**Requirements**
Find all lines in the listing that include the word "Percent", then copy them.

----

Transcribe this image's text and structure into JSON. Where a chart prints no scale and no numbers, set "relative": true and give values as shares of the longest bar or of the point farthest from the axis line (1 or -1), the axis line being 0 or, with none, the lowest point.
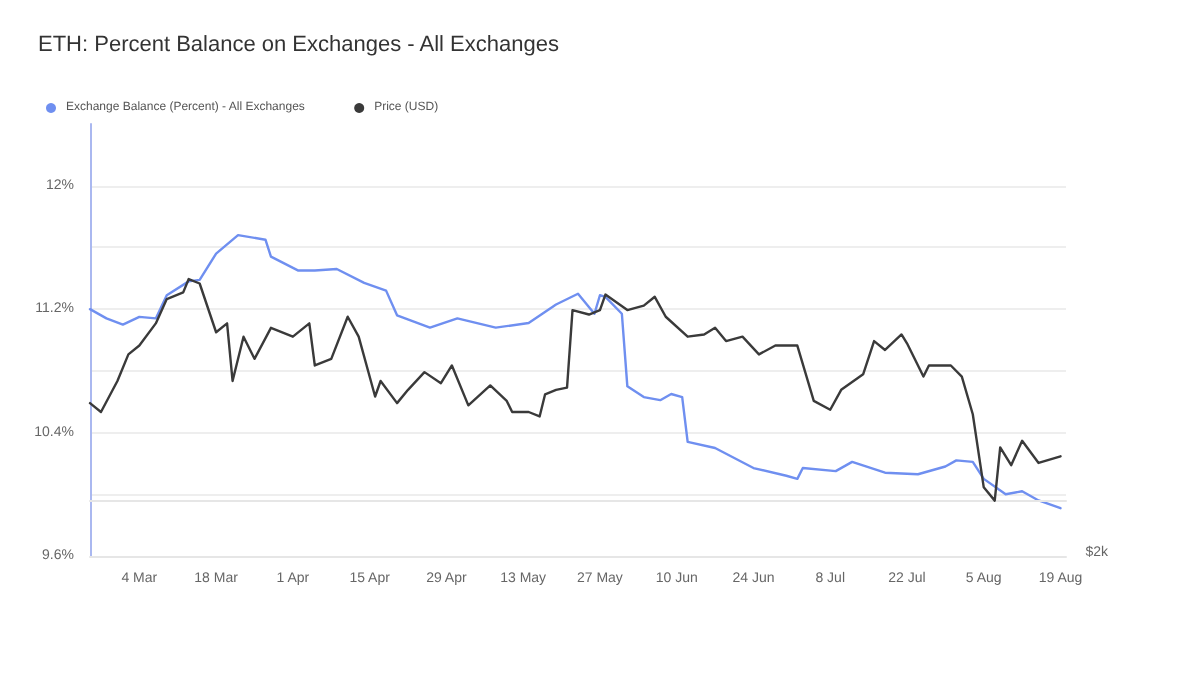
{
  "chart_data": [
    {
      "type": "line",
      "title": "ETH: Percent Balance on Exchanges - All Exchanges",
      "xlim": [
        "--02-24",
        "--08-20"
      ],
      "xticks": [
        {
          "value": "--03-04",
          "label": "4 Mar"
        },
        {
          "value": "--03-18",
          "label": "18 Mar"
        },
        {
          "value": "--04-01",
          "label": "1 Apr"
        },
        {
          "value": "--04-15",
          "label": "15 Apr"
        },
        {
          "value": "--04-29",
          "label": "29 Apr"
        },
        {
          "value": "--05-13",
          "label": "13 May"
        },
        {
          "value": "--05-27",
          "label": "27 May"
        },
        {
          "value": "--06-10",
          "label": "10 Jun"
        },
        {
          "value": "--06-24",
          "label": "24 Jun"
        },
        {
          "value": "--07-08",
          "label": "8 Jul"
        },
        {
          "value": "--07-22",
          "label": "22 Jul"
        },
        {
          "value": "--08-05",
          "label": "5 Aug"
        },
        {
          "value": "--08-19",
          "label": "19 Aug"
        }
      ],
      "ylim": [
        9.6,
        12.4
      ],
      "yticks": [
        {
          "value": 9.6,
          "label": "9.6%"
        },
        {
          "value": 10.0,
          "label": null
        },
        {
          "value": 10.4,
          "label": "10.4%"
        },
        {
          "value": 10.8,
          "label": null
        },
        {
          "value": 11.2,
          "label": "11.2%"
        },
        {
          "value": 11.6,
          "label": null
        },
        {
          "value": 12.0,
          "label": "12%"
        }
      ],
      "grid": "y",
      "legend": "top left",
      "marker": "none",
      "line_style": "solid",
      "series": [
        {
          "name": "Exchange Balance (Percent) - All Exchanges",
          "color": "#6f8ff0",
          "x": [
            "--02-24",
            "--02-27",
            "--03-01",
            "--03-04",
            "--03-07",
            "--03-09",
            "--03-13",
            "--03-15",
            "--03-18",
            "--03-22",
            "--03-27",
            "--03-28",
            "--04-02",
            "--04-05",
            "--04-09",
            "--04-14",
            "--04-18",
            "--04-20",
            "--04-26",
            "--05-01",
            "--05-08",
            "--05-14",
            "--05-19",
            "--05-23",
            "--05-26",
            "--05-27",
            "--05-28",
            "--05-31",
            "--06-01",
            "--06-04",
            "--06-07",
            "--06-09",
            "--06-11",
            "--06-12",
            "--06-17",
            "--06-24",
            "--06-30",
            "--07-02",
            "--07-03",
            "--07-09",
            "--07-12",
            "--07-18",
            "--07-24",
            "--07-29",
            "--07-31",
            "--08-03",
            "--08-05",
            "--08-09",
            "--08-12",
            "--08-15",
            "--08-19"
          ],
          "values": [
            11.2,
            11.14,
            11.1,
            11.15,
            11.14,
            11.29,
            11.38,
            11.39,
            11.56,
            11.68,
            11.65,
            11.54,
            11.45,
            11.45,
            11.46,
            11.37,
            11.32,
            11.16,
            11.08,
            11.14,
            11.08,
            11.11,
            11.23,
            11.3,
            11.17,
            11.29,
            11.28,
            11.17,
            10.7,
            10.63,
            10.61,
            10.65,
            10.63,
            10.34,
            10.3,
            10.17,
            10.12,
            10.1,
            10.17,
            10.15,
            10.21,
            10.14,
            10.13,
            10.18,
            10.22,
            10.21,
            10.1,
            10.0,
            10.02,
            9.96,
            9.91
          ]
        }
      ]
    },
    {
      "type": "line",
      "relative": true,
      "xlim": [
        "--02-24",
        "--08-20"
      ],
      "legend": "top left",
      "marker": "none",
      "line_style": "solid",
      "annotations": [
        "$2k"
      ],
      "series": [
        {
          "name": "Price (USD)",
          "color": "#3a3a3a",
          "x": [
            "--02-24",
            "--02-26",
            "--02-29",
            "--03-02",
            "--03-04",
            "--03-07",
            "--03-09",
            "--03-12",
            "--03-13",
            "--03-15",
            "--03-18",
            "--03-20",
            "--03-21",
            "--03-23",
            "--03-25",
            "--03-28",
            "--04-01",
            "--04-04",
            "--04-05",
            "--04-08",
            "--04-11",
            "--04-13",
            "--04-16",
            "--04-17",
            "--04-20",
            "--04-22",
            "--04-25",
            "--04-28",
            "--04-30",
            "--05-03",
            "--05-07",
            "--05-10",
            "--05-11",
            "--05-14",
            "--05-16",
            "--05-17",
            "--05-19",
            "--05-21",
            "--05-22",
            "--05-25",
            "--05-27",
            "--05-28",
            "--06-01",
            "--06-04",
            "--06-06",
            "--06-08",
            "--06-12",
            "--06-15",
            "--06-17",
            "--06-19",
            "--06-22",
            "--06-25",
            "--06-28",
            "--07-02",
            "--07-05",
            "--07-08",
            "--07-10",
            "--07-14",
            "--07-16",
            "--07-18",
            "--07-21",
            "--07-22",
            "--07-25",
            "--07-26",
            "--07-30",
            "--08-01",
            "--08-03",
            "--08-05",
            "--08-07",
            "--08-08",
            "--08-10",
            "--08-12",
            "--08-15",
            "--08-19"
          ],
          "values": [
            0.44,
            0.4,
            0.54,
            0.66,
            0.7,
            0.8,
            0.91,
            0.94,
            1,
            0.98,
            0.76,
            0.8,
            0.54,
            0.74,
            0.64,
            0.78,
            0.74,
            0.8,
            0.61,
            0.64,
            0.83,
            0.74,
            0.47,
            0.54,
            0.44,
            0.5,
            0.58,
            0.53,
            0.61,
            0.43,
            0.52,
            0.45,
            0.4,
            0.4,
            0.38,
            0.48,
            0.5,
            0.51,
            0.86,
            0.84,
            0.86,
            0.93,
            0.86,
            0.88,
            0.92,
            0.83,
            0.74,
            0.75,
            0.78,
            0.72,
            0.74,
            0.66,
            0.7,
            0.7,
            0.45,
            0.41,
            0.5,
            0.57,
            0.72,
            0.68,
            0.75,
            0.71,
            0.56,
            0.61,
            0.61,
            0.56,
            0.39,
            0.06,
            0,
            0.24,
            0.16,
            0.27,
            0.17,
            0.2
          ]
        }
      ]
    }
  ]
}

----

**Task answer**
      "title": "ETH: Percent Balance on Exchanges - All Exchanges",
          "name": "Exchange Balance (Percent) - All Exchanges",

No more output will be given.